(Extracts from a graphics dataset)
►

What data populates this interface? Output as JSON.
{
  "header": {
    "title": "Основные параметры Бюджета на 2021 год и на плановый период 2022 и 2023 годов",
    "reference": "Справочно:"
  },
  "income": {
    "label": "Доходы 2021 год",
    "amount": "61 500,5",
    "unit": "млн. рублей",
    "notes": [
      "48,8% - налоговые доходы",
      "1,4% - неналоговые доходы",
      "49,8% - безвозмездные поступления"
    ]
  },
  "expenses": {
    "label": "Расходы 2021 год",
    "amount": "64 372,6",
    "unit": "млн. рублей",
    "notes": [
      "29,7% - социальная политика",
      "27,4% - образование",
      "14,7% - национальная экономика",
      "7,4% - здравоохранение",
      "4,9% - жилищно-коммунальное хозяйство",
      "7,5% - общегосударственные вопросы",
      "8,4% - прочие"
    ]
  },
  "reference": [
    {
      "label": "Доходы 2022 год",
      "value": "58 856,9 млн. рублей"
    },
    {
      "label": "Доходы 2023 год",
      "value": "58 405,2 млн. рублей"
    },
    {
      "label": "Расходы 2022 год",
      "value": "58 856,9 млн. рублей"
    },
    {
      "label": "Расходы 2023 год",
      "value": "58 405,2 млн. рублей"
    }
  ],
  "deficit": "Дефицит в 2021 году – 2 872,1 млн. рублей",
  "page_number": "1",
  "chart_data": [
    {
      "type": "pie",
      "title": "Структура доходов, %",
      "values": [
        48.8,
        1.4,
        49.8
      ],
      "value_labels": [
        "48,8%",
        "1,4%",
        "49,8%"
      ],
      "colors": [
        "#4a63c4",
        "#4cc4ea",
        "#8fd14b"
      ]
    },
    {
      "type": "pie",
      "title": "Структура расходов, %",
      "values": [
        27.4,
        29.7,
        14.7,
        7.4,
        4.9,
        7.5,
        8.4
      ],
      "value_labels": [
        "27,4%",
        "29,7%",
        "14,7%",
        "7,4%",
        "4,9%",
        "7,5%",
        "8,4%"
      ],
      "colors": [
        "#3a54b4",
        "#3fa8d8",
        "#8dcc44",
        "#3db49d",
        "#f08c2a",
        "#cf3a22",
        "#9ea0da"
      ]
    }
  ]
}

◄

▶ _Task_:
All the data must be duplicated exactly, with nothing added or removed.

▶ _Solution to the problem_:
What data populates this interface? Output as JSON.
{
  "header": {
    "title": "Основные параметры Бюджета на 2021 год и на плановый период 2022 и 2023 годов",
    "reference": "Справочно:"
  },
  "income": {
    "label": "Доходы 2021 год",
    "amount": "61 500,5",
    "unit": "млн. рублей",
    "notes": [
      "48,8% - налоговые доходы",
      "1,4% - неналоговые доходы",
      "49,8% - безвозмездные поступления"
    ]
  },
  "expenses": {
    "label": "Расходы 2021 год",
    "amount": "64 372,6",
    "unit": "млн. рублей",
    "notes": [
      "29,7% - социальная политика",
      "27,4% - образование",
      "14,7% - национальная экономика",
      "7,4% - здравоохранение",
      "4,9% - жилищно-коммунальное хозяйство",
      "7,5% - общегосударственные вопросы",
      "8,4% - прочие"
    ]
  },
  "reference": [
    {
      "label": "Доходы 2022 год",
      "value": "58 856,9 млн. рублей"
    },
    {
      "label": "Доходы 2023 год",
      "value": "58 405,2 млн. рублей"
    },
    {
      "label": "Расходы 2022 год",
      "value": "58 856,9 млн. рублей"
    },
    {
      "label": "Расходы 2023 год",
      "value": "58 405,2 млн. рублей"
    }
  ],
  "deficit": "Дефицит в 2021 году – 2 872,1 млн. рублей",
  "page_number": "1",
  "chart_data": [
    {
      "type": "pie",
      "title": "Структура доходов, %",
      "values": [
        48.8,
        1.4,
        49.8
      ],
      "value_labels": [
        "48,8%",
        "1,4%",
        "49,8%"
      ],
      "colors": [
        "#4a63c4",
        "#4cc4ea",
        "#8fd14b"
      ]
    },
    {
      "type": "pie",
      "title": "Структура расходов, %",
      "values": [
        27.4,
        29.7,
        14.7,
        7.4,
        4.9,
        7.5,
        8.4
      ],
      "value_labels": [
        "27,4%",
        "29,7%",
        "14,7%",
        "7,4%",
        "4,9%",
        "7,5%",
        "8,4%"
      ],
      "colors": [
        "#3a54b4",
        "#3fa8d8",
        "#8dcc44",
        "#3db49d",
        "#f08c2a",
        "#cf3a22",
        "#9ea0da"
      ]
    }
  ]
}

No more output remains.